Would you repeat the lines from the one with "Read all visible content and emit it as JSON." through the final line, both included, and nothing else? No pictures belong in the copy.

Input records —
================

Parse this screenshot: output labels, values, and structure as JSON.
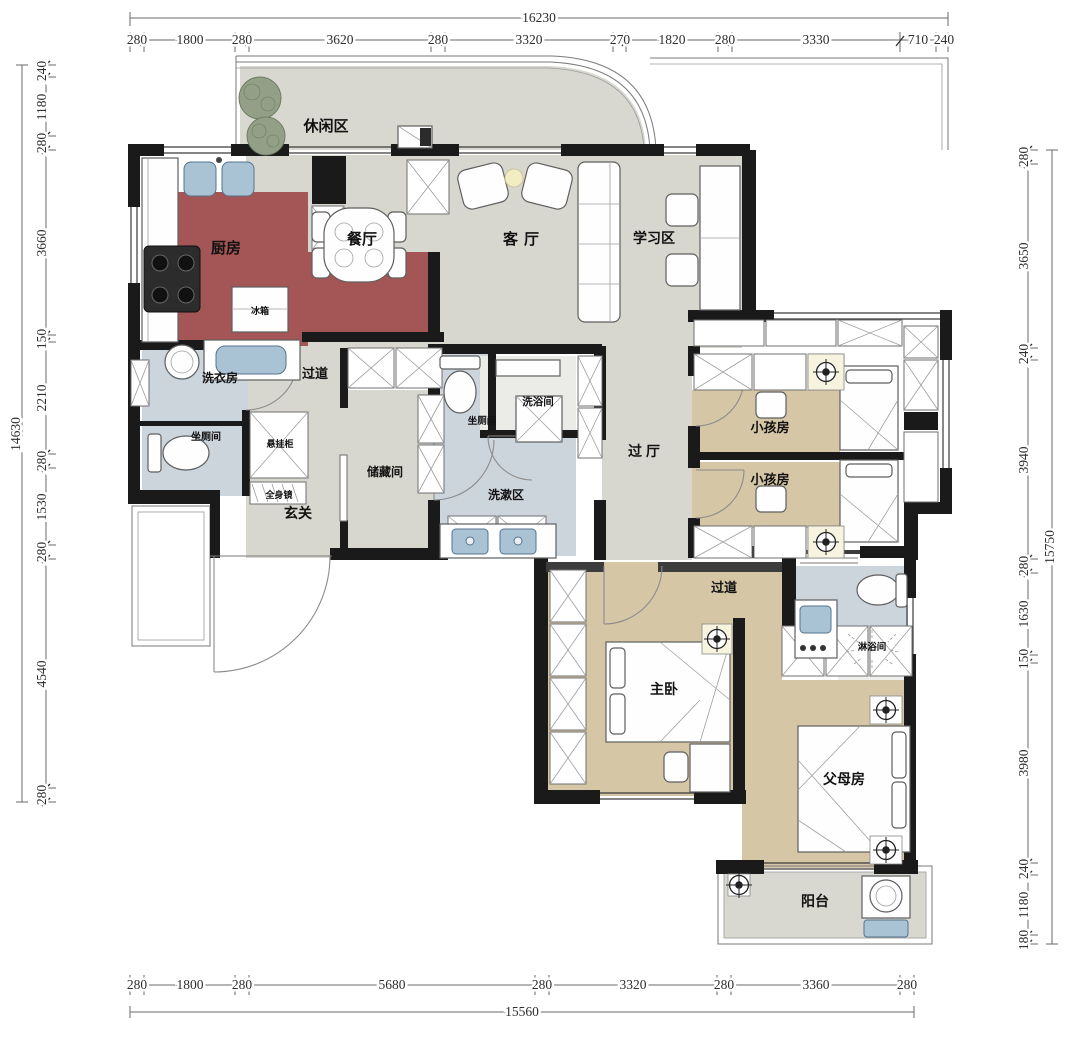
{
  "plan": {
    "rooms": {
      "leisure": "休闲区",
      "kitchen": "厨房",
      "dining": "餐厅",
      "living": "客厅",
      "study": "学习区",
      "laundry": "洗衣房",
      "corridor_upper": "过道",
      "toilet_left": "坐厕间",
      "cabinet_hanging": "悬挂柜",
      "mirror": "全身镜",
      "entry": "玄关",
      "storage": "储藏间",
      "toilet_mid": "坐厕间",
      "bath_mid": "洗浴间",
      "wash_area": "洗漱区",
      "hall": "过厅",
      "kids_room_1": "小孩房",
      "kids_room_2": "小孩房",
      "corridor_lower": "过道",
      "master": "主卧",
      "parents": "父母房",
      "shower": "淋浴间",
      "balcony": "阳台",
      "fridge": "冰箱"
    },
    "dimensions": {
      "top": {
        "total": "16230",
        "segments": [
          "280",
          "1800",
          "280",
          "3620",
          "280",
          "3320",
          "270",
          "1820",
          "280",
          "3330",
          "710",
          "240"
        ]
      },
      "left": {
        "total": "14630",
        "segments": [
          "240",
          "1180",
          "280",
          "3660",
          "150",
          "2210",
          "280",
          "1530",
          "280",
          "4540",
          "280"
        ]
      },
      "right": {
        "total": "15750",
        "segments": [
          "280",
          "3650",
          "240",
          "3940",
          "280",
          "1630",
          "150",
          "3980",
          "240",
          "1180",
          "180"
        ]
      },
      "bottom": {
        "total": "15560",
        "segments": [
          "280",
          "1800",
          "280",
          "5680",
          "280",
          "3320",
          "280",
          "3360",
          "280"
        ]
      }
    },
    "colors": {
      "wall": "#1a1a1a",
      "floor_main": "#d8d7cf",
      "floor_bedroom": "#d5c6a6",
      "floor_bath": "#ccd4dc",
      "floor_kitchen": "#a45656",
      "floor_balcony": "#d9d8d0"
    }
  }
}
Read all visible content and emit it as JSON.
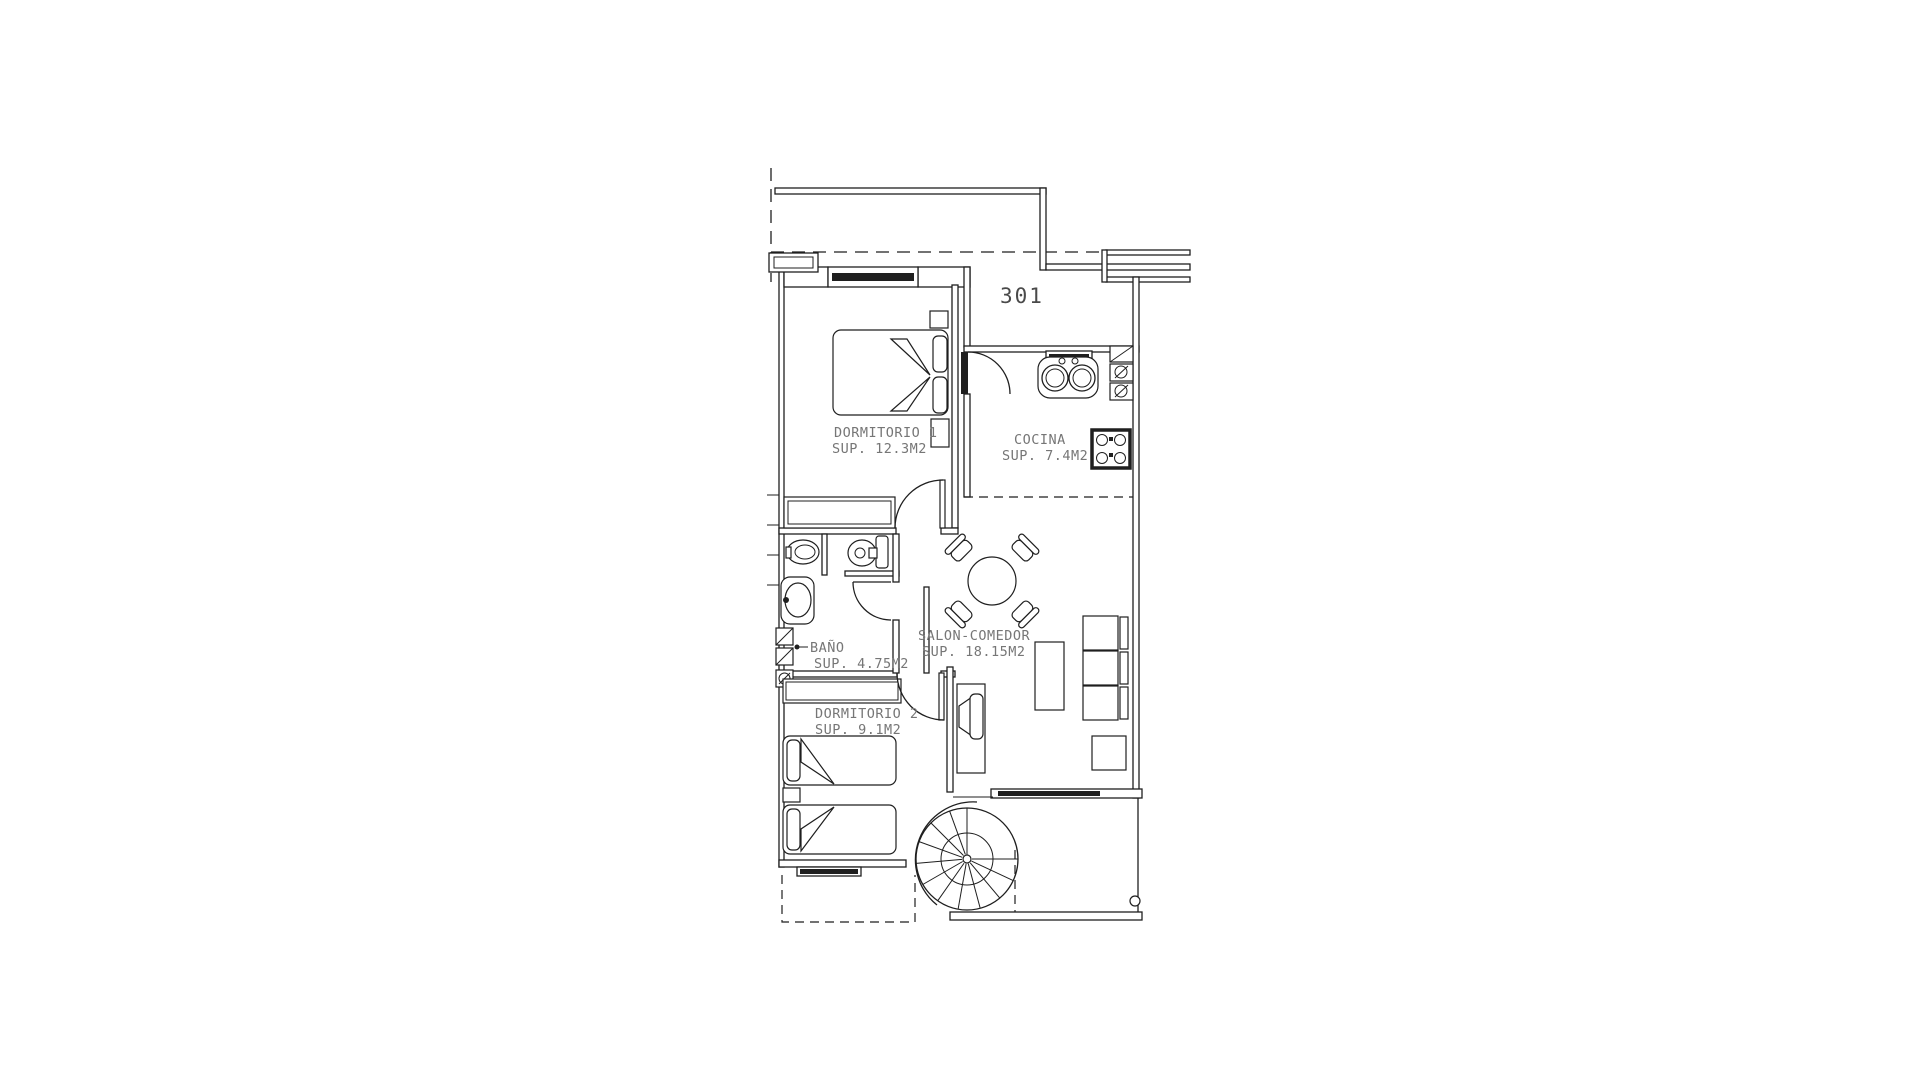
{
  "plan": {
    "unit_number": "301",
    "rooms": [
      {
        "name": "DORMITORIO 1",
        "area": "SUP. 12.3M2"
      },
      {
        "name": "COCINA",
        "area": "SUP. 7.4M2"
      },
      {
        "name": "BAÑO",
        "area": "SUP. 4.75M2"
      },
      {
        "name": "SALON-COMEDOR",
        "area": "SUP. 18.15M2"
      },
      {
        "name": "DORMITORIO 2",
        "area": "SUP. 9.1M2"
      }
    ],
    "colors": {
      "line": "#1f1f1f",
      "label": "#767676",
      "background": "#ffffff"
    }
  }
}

================

Solution for this exercise —
Read all visible content and emit it as JSON.
{
  "plan": {
    "unit_number": "301",
    "rooms": [
      {
        "name": "DORMITORIO 1",
        "area": "SUP. 12.3M2"
      },
      {
        "name": "COCINA",
        "area": "SUP. 7.4M2"
      },
      {
        "name": "BAÑO",
        "area": "SUP. 4.75M2"
      },
      {
        "name": "SALON-COMEDOR",
        "area": "SUP. 18.15M2"
      },
      {
        "name": "DORMITORIO 2",
        "area": "SUP. 9.1M2"
      }
    ],
    "colors": {
      "line": "#1f1f1f",
      "label": "#767676",
      "background": "#ffffff"
    }
  }
}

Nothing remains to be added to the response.